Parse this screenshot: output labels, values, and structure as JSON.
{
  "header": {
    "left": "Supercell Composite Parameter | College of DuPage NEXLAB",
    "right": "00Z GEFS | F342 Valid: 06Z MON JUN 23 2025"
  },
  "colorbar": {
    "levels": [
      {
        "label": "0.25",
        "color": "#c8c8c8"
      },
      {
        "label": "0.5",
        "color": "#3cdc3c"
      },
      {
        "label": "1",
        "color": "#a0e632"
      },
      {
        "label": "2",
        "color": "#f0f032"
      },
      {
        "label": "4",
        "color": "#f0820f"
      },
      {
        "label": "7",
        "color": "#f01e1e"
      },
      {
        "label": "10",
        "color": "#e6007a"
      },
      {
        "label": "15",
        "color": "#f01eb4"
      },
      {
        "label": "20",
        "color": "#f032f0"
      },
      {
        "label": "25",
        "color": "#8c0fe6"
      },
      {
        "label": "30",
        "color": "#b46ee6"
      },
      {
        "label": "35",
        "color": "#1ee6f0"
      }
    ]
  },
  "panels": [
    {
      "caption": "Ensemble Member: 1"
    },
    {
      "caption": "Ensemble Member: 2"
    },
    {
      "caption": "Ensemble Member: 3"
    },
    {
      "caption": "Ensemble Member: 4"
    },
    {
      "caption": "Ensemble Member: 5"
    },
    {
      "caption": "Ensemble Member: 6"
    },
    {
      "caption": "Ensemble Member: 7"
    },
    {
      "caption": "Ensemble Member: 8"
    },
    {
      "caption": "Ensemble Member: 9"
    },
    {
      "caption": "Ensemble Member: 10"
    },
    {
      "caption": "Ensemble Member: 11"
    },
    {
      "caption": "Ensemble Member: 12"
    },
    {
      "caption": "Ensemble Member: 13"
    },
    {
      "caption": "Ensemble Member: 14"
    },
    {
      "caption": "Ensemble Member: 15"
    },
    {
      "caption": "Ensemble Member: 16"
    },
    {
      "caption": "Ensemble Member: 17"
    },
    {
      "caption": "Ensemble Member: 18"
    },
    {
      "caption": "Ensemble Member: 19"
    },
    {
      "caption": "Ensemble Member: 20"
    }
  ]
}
......
(TASK DETAILS): The records above must be repeated exactly, every one of them.

(FINISHED EXERCISE):
Parse this screenshot: output labels, values, and structure as JSON.
{
  "header": {
    "left": "Supercell Composite Parameter | College of DuPage NEXLAB",
    "right": "00Z GEFS | F342 Valid: 06Z MON JUN 23 2025"
  },
  "colorbar": {
    "levels": [
      {
        "label": "0.25",
        "color": "#c8c8c8"
      },
      {
        "label": "0.5",
        "color": "#3cdc3c"
      },
      {
        "label": "1",
        "color": "#a0e632"
      },
      {
        "label": "2",
        "color": "#f0f032"
      },
      {
        "label": "4",
        "color": "#f0820f"
      },
      {
        "label": "7",
        "color": "#f01e1e"
      },
      {
        "label": "10",
        "color": "#e6007a"
      },
      {
        "label": "15",
        "color": "#f01eb4"
      },
      {
        "label": "20",
        "color": "#f032f0"
      },
      {
        "label": "25",
        "color": "#8c0fe6"
      },
      {
        "label": "30",
        "color": "#b46ee6"
      },
      {
        "label": "35",
        "color": "#1ee6f0"
      }
    ]
  },
  "panels": [
    {
      "caption": "Ensemble Member: 1"
    },
    {
      "caption": "Ensemble Member: 2"
    },
    {
      "caption": "Ensemble Member: 3"
    },
    {
      "caption": "Ensemble Member: 4"
    },
    {
      "caption": "Ensemble Member: 5"
    },
    {
      "caption": "Ensemble Member: 6"
    },
    {
      "caption": "Ensemble Member: 7"
    },
    {
      "caption": "Ensemble Member: 8"
    },
    {
      "caption": "Ensemble Member: 9"
    },
    {
      "caption": "Ensemble Member: 10"
    },
    {
      "caption": "Ensemble Member: 11"
    },
    {
      "caption": "Ensemble Member: 12"
    },
    {
      "caption": "Ensemble Member: 13"
    },
    {
      "caption": "Ensemble Member: 14"
    },
    {
      "caption": "Ensemble Member: 15"
    },
    {
      "caption": "Ensemble Member: 16"
    },
    {
      "caption": "Ensemble Member: 17"
    },
    {
      "caption": "Ensemble Member: 18"
    },
    {
      "caption": "Ensemble Member: 19"
    },
    {
      "caption": "Ensemble Member: 20"
    }
  ]
}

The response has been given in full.